YOUR OBJECTIVE ->
Show all lines that include the string "Trusted"; copy each one.

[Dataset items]
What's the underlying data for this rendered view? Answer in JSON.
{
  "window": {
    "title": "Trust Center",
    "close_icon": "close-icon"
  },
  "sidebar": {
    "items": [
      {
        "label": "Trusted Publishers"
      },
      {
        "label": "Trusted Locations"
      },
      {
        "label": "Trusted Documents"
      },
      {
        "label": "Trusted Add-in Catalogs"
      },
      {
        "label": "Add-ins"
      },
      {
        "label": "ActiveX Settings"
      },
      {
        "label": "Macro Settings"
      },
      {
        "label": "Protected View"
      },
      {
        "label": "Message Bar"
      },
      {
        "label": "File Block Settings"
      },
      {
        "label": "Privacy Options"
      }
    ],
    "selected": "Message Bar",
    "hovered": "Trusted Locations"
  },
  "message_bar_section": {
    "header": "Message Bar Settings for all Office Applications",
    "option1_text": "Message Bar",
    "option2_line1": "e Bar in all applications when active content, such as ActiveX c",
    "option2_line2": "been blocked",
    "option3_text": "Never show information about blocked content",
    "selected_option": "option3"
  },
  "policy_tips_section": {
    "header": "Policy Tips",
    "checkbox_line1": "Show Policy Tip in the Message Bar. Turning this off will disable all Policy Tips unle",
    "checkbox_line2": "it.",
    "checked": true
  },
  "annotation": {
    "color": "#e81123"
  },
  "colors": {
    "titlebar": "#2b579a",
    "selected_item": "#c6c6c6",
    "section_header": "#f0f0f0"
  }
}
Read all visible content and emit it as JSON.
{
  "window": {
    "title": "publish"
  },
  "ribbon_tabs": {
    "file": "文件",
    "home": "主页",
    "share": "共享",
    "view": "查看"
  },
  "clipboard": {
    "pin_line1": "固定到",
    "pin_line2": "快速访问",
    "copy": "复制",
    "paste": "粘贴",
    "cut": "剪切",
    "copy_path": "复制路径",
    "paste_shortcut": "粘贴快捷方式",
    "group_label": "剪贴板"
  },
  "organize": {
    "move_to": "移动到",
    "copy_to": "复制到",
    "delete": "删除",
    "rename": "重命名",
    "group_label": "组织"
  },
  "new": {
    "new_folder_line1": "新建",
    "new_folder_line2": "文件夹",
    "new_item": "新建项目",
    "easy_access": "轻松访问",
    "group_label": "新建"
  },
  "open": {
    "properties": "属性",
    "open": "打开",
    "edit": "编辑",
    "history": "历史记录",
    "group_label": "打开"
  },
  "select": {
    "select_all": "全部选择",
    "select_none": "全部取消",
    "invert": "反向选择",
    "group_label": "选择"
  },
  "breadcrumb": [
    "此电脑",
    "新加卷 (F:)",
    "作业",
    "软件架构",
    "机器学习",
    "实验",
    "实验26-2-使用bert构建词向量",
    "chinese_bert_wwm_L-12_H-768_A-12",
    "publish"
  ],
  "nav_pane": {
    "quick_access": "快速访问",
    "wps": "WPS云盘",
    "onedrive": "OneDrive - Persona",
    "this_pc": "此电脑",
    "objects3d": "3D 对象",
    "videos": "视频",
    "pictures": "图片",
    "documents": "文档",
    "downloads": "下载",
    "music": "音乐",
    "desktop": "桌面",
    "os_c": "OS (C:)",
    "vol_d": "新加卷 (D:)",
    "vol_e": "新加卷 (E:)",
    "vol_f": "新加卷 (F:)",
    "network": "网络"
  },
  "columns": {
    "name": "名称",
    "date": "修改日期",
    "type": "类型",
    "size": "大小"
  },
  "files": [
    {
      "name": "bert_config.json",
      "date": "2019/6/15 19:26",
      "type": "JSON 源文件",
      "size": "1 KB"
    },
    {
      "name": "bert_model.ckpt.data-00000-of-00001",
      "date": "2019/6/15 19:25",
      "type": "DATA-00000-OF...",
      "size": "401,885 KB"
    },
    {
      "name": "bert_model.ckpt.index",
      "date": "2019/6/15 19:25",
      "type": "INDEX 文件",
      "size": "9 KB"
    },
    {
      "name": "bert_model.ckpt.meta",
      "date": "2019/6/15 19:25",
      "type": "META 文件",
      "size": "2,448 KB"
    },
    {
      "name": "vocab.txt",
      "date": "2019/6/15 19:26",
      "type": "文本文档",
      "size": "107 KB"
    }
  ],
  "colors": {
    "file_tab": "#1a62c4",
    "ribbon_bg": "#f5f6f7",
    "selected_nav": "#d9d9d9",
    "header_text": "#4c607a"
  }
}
---
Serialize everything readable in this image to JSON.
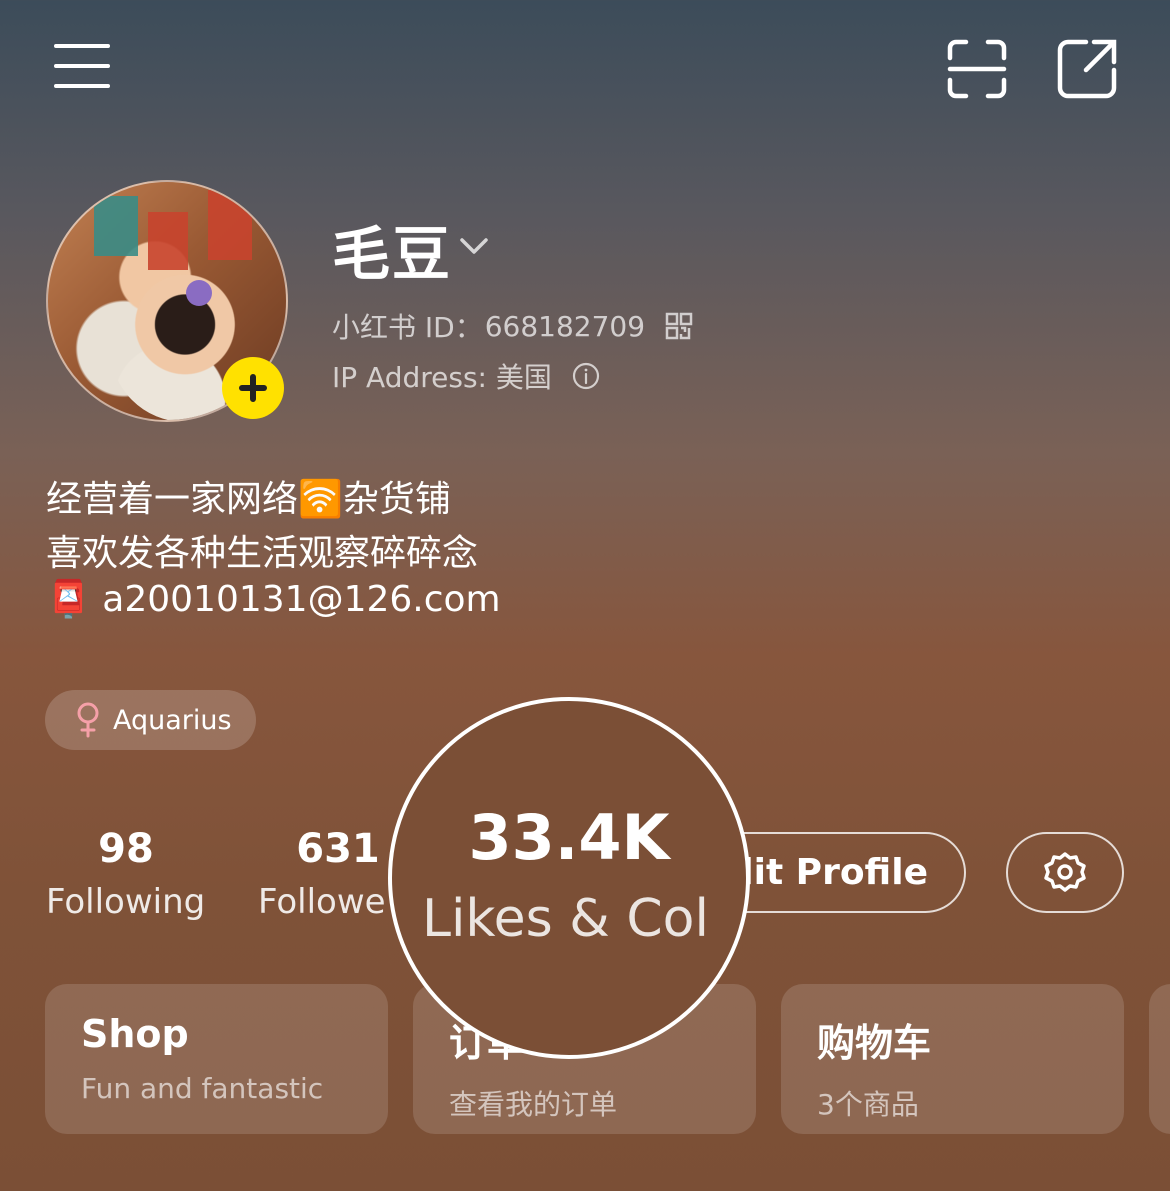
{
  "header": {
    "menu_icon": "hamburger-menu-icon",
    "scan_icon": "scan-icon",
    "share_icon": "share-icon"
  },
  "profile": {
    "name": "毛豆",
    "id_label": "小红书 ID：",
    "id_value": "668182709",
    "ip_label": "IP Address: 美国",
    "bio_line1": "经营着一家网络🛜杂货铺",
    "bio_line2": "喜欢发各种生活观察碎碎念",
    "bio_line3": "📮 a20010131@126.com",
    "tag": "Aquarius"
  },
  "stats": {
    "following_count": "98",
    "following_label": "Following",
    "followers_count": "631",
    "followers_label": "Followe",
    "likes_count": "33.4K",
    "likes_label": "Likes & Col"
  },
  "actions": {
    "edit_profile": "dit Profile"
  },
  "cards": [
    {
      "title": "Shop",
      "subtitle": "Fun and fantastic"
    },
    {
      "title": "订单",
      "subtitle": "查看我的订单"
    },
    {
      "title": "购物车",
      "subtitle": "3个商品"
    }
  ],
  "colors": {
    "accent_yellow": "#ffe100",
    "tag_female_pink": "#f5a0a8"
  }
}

OUTPUT ->
        "label": "Trusted Publishers"
        "label": "Trusted Locations"
        "label": "Trusted Documents"
        "label": "Trusted Add-in Catalogs"
    "hovered": "Trusted Locations"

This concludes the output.